- SUPPORT DE TRAVAIL:
·····

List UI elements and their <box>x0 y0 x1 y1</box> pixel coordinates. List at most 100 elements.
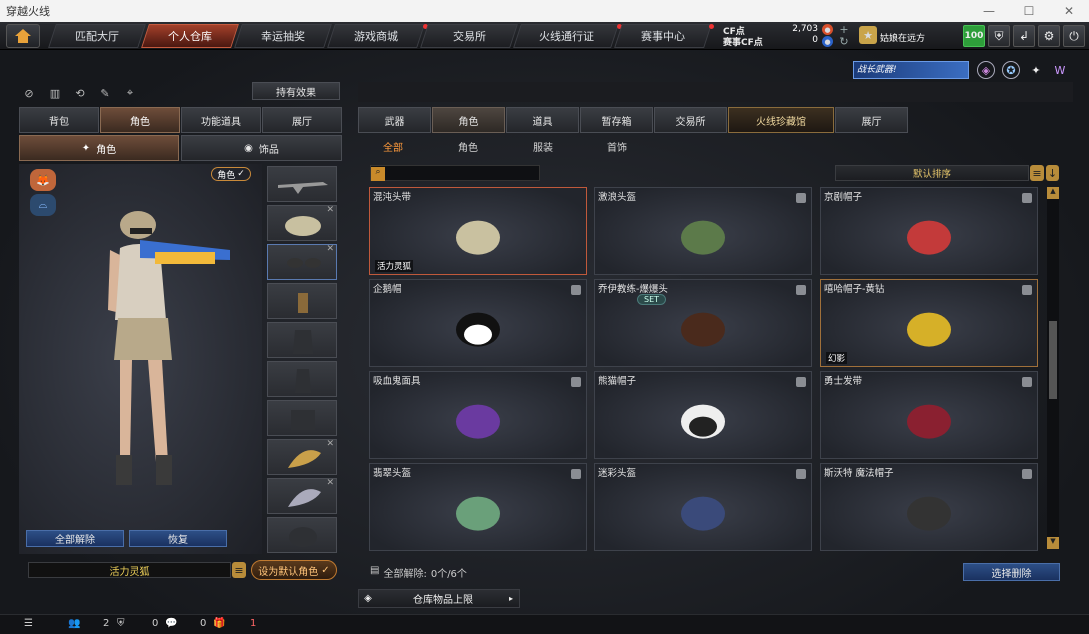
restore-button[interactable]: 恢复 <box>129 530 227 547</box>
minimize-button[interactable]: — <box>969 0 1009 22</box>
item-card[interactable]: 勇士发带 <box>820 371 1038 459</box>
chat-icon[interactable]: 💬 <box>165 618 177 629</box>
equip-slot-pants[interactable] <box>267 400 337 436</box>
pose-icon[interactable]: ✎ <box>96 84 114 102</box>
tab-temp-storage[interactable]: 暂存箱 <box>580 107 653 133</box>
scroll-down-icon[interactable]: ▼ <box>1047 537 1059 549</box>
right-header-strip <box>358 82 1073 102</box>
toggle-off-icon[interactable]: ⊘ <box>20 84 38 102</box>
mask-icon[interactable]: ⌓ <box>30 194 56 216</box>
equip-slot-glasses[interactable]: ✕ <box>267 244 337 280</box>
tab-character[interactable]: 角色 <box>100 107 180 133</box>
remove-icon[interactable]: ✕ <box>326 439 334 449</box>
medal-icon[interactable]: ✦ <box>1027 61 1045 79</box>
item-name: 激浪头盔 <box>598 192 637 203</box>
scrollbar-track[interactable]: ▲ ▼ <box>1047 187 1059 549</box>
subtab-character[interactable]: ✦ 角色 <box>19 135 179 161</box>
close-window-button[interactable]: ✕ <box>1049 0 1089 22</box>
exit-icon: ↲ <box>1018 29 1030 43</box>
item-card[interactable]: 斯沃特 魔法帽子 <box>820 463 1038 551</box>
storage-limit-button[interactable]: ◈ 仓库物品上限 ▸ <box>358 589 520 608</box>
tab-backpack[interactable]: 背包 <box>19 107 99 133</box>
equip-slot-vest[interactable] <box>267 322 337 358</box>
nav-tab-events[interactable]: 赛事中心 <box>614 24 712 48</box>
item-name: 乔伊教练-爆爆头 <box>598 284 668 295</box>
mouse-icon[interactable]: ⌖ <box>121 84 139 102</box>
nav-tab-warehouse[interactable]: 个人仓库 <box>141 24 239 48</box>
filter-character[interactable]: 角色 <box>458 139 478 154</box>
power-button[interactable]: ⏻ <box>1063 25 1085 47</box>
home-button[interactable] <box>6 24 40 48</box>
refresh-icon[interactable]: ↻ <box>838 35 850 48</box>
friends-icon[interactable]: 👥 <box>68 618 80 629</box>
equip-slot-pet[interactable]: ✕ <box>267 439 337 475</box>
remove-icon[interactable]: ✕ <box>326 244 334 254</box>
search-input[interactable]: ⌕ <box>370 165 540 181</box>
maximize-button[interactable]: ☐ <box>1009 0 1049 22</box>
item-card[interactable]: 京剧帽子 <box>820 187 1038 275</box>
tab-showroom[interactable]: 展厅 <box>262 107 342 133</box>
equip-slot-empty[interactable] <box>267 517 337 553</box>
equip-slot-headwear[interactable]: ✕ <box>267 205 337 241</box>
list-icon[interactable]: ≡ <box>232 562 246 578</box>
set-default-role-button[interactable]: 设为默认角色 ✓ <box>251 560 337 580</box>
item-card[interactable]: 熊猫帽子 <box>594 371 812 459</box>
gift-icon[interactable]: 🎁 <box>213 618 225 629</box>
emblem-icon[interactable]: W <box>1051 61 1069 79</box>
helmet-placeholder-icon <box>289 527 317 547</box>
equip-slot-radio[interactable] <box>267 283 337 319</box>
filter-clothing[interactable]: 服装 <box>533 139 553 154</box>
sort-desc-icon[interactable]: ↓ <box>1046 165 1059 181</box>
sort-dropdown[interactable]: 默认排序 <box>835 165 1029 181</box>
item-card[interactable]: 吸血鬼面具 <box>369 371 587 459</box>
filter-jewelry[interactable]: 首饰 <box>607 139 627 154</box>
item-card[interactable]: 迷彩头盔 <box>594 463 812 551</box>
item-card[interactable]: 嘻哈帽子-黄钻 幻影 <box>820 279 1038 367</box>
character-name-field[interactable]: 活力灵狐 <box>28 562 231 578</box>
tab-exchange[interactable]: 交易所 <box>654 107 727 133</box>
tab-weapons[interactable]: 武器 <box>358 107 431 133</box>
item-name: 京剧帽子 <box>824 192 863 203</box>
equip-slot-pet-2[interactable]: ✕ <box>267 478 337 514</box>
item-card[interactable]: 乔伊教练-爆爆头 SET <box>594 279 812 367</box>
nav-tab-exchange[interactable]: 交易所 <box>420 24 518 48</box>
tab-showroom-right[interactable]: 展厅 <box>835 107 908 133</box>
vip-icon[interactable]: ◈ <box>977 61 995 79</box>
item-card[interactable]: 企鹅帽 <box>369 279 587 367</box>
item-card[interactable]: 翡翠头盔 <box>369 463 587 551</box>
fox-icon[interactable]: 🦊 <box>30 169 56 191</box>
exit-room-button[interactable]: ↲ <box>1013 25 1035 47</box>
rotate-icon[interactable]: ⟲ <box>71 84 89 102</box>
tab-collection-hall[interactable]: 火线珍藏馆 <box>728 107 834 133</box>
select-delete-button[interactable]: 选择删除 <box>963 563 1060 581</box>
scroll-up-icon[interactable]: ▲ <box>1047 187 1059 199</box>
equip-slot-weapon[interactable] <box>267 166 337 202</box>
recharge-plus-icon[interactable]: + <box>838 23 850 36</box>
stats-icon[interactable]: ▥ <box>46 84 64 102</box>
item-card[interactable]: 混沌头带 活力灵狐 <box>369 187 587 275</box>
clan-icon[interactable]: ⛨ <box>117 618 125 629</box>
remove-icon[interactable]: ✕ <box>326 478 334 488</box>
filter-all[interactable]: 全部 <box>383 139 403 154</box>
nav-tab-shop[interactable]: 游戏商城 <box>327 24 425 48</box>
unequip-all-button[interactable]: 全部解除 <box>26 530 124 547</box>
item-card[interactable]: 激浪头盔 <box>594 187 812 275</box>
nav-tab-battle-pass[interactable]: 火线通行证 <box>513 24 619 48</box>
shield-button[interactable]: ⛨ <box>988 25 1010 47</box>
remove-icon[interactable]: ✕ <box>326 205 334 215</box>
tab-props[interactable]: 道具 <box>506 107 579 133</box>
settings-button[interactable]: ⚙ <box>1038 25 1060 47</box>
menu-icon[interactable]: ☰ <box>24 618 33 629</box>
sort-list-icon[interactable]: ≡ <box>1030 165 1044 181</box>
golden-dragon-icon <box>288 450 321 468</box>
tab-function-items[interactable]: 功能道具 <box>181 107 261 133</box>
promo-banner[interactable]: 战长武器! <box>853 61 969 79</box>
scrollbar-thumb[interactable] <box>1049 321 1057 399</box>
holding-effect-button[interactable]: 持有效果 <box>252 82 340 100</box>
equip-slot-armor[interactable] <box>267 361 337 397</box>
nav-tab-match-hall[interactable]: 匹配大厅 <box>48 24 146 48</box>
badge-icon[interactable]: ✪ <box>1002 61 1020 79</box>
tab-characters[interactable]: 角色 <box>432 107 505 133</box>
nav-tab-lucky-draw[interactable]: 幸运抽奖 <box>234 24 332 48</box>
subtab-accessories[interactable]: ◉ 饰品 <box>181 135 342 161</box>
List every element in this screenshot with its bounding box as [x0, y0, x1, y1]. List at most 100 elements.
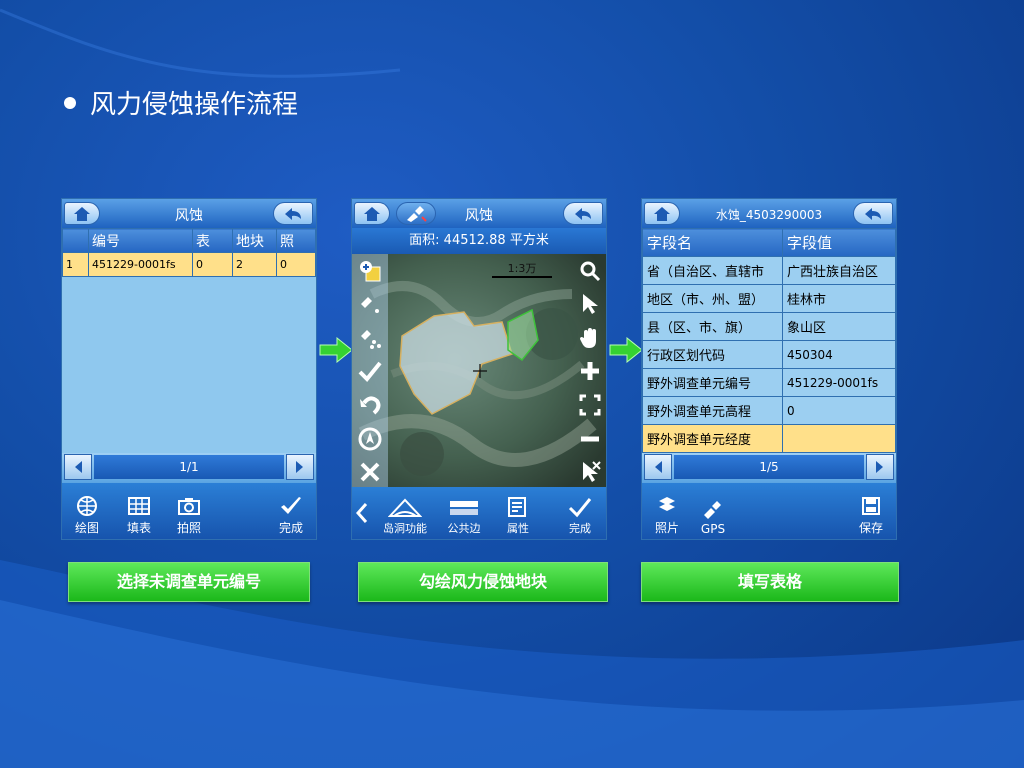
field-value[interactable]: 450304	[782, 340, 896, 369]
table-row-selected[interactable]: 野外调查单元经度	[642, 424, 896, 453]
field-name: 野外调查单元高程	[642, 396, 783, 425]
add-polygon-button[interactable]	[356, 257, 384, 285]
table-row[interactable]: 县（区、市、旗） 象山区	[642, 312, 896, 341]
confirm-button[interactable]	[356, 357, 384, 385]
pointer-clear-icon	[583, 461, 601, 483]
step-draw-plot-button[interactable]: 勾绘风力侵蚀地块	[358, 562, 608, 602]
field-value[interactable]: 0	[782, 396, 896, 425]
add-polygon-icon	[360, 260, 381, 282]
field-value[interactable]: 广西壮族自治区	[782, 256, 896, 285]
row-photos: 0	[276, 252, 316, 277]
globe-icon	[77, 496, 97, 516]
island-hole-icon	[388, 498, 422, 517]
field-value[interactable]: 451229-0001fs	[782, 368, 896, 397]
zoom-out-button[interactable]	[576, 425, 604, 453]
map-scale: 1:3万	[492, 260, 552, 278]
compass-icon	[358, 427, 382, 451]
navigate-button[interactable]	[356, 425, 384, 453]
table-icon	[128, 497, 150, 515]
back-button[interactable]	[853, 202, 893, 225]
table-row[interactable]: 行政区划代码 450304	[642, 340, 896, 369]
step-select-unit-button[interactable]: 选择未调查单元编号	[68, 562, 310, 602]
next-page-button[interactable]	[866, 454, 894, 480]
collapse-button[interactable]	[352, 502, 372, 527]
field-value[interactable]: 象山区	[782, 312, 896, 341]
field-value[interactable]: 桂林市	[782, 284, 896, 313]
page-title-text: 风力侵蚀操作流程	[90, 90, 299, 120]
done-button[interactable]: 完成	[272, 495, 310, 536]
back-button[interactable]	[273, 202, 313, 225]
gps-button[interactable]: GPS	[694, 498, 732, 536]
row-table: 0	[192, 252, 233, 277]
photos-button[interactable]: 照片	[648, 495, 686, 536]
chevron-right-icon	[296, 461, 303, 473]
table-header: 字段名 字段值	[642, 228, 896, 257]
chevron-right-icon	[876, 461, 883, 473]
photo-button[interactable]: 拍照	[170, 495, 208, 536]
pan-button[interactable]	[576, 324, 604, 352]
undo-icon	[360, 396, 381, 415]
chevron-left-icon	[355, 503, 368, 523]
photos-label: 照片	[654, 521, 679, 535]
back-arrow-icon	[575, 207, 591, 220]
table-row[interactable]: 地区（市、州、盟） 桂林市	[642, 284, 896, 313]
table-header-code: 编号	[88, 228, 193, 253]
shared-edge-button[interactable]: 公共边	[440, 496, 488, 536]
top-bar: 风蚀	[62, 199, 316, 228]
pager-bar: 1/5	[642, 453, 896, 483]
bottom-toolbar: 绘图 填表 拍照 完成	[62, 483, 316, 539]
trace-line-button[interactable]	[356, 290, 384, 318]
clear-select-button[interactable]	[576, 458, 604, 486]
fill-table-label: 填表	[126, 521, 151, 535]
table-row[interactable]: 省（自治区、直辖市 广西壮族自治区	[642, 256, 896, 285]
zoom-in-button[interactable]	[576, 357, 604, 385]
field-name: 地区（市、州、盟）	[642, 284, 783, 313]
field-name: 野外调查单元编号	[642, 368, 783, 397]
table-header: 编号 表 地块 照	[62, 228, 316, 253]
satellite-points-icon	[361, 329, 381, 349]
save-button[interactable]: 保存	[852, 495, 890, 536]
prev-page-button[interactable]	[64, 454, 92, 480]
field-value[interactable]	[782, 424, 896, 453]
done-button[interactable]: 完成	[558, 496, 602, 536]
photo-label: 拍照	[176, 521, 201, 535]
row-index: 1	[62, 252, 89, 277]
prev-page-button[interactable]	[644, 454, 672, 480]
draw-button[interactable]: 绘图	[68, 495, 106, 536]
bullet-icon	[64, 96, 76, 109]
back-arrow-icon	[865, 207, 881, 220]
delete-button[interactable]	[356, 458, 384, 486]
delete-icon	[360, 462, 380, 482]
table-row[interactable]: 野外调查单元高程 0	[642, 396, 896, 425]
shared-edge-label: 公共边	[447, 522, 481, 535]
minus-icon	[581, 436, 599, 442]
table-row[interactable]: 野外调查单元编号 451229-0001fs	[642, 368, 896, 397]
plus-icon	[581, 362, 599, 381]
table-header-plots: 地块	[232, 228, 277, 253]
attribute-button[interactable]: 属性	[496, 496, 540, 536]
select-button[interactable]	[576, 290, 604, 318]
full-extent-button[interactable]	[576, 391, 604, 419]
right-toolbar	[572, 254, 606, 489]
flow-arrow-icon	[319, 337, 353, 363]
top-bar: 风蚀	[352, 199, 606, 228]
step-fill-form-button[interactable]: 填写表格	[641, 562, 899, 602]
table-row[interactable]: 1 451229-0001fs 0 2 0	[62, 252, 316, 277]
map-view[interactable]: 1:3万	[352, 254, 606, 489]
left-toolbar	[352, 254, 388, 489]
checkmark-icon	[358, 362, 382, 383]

·····

- TÂCHE DEMANDÉE:
Comptez les lignes de la liste ci-dessus qui contiennent la chaîne « hall », puis donnez uniquement ce nombre.

- SOLUTION:
2